Excerpt from a dataset:
.....
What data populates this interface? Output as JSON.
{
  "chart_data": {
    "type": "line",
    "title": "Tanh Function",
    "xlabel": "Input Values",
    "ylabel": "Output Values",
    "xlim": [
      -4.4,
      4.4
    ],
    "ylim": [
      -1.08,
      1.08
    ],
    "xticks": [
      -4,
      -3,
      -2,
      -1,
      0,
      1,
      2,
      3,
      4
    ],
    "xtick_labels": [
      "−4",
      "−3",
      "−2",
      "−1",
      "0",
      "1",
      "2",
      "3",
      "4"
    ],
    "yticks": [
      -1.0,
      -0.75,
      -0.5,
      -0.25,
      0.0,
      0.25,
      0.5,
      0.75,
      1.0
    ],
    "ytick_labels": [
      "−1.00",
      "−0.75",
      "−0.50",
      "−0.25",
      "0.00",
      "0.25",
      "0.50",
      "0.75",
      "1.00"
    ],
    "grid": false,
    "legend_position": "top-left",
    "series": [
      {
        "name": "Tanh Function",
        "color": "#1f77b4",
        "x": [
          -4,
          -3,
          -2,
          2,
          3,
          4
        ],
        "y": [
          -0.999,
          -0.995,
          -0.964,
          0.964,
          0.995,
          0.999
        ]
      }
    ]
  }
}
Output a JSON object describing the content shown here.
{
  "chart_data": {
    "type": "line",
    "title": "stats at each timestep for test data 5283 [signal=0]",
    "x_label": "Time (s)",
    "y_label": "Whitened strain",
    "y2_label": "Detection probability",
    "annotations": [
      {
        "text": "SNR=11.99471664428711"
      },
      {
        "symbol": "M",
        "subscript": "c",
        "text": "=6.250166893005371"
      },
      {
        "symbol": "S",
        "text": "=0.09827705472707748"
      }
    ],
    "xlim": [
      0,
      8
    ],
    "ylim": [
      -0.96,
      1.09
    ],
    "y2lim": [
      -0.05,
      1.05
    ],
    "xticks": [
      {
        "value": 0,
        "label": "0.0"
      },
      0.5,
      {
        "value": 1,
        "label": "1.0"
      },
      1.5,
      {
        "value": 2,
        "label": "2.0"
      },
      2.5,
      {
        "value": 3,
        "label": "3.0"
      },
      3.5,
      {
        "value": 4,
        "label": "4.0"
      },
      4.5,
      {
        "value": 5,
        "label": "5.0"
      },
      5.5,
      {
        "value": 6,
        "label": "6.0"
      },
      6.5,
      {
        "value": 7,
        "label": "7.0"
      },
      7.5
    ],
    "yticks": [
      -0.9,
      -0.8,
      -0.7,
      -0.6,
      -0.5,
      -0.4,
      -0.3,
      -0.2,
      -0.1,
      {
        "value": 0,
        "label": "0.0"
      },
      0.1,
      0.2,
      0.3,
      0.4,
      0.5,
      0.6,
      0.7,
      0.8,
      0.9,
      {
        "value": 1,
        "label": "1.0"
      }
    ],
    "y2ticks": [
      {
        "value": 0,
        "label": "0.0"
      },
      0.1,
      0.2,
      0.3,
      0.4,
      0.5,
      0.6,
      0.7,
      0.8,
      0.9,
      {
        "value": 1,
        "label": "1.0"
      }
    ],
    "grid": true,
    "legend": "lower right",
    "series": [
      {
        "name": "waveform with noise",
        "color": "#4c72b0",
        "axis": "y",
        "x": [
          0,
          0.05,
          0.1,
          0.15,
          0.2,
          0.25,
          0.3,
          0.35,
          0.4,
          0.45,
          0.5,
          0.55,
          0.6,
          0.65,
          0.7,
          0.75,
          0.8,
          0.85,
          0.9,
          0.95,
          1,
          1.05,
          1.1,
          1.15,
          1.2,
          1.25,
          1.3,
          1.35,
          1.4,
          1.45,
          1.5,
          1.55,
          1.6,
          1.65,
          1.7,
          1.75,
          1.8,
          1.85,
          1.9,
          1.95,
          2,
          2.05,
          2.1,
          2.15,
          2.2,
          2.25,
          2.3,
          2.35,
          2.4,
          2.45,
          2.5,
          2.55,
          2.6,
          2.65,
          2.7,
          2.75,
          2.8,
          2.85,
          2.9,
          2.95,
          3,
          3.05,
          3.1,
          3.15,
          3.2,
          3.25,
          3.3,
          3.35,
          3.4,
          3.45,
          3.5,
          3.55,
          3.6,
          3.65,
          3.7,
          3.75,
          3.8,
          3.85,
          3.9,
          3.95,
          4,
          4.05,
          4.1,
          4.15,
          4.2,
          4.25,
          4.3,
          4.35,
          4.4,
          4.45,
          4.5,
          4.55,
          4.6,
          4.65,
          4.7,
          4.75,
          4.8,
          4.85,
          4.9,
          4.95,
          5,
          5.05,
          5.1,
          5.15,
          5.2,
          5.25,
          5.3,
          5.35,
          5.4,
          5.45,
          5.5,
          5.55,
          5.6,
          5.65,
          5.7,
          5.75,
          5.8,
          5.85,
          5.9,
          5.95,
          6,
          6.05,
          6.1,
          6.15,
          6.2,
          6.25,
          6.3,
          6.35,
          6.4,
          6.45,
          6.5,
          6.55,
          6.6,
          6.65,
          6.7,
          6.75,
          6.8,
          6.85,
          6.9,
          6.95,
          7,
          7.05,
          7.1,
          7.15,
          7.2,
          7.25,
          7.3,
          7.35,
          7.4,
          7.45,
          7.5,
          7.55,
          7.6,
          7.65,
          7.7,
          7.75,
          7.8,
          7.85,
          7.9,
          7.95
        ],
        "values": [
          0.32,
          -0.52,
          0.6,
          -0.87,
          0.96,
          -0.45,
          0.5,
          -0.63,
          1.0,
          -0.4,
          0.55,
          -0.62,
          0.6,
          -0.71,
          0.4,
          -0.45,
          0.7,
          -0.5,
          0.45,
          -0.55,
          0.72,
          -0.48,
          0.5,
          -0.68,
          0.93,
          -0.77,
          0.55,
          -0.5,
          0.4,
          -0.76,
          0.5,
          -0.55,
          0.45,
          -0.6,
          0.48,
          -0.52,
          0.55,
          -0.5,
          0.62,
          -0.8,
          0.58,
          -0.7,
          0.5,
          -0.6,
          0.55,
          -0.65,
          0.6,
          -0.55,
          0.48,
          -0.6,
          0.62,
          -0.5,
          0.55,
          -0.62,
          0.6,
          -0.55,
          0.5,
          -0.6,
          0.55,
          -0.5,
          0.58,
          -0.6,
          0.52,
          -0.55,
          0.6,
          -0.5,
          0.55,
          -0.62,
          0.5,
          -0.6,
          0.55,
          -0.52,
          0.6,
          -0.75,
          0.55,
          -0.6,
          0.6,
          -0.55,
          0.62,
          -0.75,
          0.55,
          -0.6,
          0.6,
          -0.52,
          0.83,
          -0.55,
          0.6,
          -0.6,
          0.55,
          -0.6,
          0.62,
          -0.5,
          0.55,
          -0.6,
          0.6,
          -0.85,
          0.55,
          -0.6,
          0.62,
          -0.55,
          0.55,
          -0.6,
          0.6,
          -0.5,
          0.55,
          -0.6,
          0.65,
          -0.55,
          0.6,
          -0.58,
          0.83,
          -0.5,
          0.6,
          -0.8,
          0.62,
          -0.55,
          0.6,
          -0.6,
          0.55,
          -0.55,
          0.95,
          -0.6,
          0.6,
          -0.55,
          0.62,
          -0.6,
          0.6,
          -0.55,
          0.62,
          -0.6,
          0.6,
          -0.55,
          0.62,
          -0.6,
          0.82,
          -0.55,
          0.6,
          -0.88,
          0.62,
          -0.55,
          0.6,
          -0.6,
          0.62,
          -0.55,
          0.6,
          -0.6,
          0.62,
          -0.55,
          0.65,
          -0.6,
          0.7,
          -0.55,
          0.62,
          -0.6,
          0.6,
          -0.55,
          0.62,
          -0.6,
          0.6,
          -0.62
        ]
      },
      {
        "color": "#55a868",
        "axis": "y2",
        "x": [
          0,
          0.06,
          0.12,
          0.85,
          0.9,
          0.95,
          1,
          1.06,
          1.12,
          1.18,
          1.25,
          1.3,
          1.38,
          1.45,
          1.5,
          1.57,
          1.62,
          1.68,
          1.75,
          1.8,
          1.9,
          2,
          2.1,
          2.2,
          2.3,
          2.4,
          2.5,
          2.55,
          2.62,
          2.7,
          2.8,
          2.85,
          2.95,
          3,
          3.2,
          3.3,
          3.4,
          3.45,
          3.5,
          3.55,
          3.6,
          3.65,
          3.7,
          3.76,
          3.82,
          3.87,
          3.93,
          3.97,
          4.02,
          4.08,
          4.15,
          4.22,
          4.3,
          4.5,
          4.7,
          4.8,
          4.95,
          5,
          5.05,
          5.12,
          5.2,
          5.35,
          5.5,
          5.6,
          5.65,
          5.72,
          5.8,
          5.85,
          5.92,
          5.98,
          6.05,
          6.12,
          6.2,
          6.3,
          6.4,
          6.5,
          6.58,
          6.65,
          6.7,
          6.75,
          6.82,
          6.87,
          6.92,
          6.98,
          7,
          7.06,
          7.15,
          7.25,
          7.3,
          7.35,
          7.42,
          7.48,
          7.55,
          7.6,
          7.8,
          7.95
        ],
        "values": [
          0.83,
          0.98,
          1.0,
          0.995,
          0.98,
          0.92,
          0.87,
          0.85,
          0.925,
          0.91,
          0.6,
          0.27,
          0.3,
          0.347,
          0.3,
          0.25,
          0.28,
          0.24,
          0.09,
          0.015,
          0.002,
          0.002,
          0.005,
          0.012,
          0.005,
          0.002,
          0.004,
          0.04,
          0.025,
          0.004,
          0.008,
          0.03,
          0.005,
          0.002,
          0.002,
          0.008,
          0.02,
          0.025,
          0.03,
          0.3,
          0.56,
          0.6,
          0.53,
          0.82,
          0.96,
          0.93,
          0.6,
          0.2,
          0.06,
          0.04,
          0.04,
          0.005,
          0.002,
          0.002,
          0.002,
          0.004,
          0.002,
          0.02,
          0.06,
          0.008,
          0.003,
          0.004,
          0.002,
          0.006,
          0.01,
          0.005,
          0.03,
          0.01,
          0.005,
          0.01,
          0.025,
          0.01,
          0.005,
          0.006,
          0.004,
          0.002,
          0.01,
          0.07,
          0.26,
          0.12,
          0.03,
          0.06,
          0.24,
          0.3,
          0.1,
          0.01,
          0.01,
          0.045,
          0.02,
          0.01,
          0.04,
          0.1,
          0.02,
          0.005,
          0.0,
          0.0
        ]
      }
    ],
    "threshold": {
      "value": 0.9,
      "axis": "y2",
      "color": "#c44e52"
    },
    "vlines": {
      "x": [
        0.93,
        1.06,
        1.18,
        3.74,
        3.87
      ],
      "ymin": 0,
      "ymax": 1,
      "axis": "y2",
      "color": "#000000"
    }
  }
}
.....
* _Task description_
Look back over the material above and state how many lines hold the word "text". Write the number and nothing else.

* _Response to this task_
3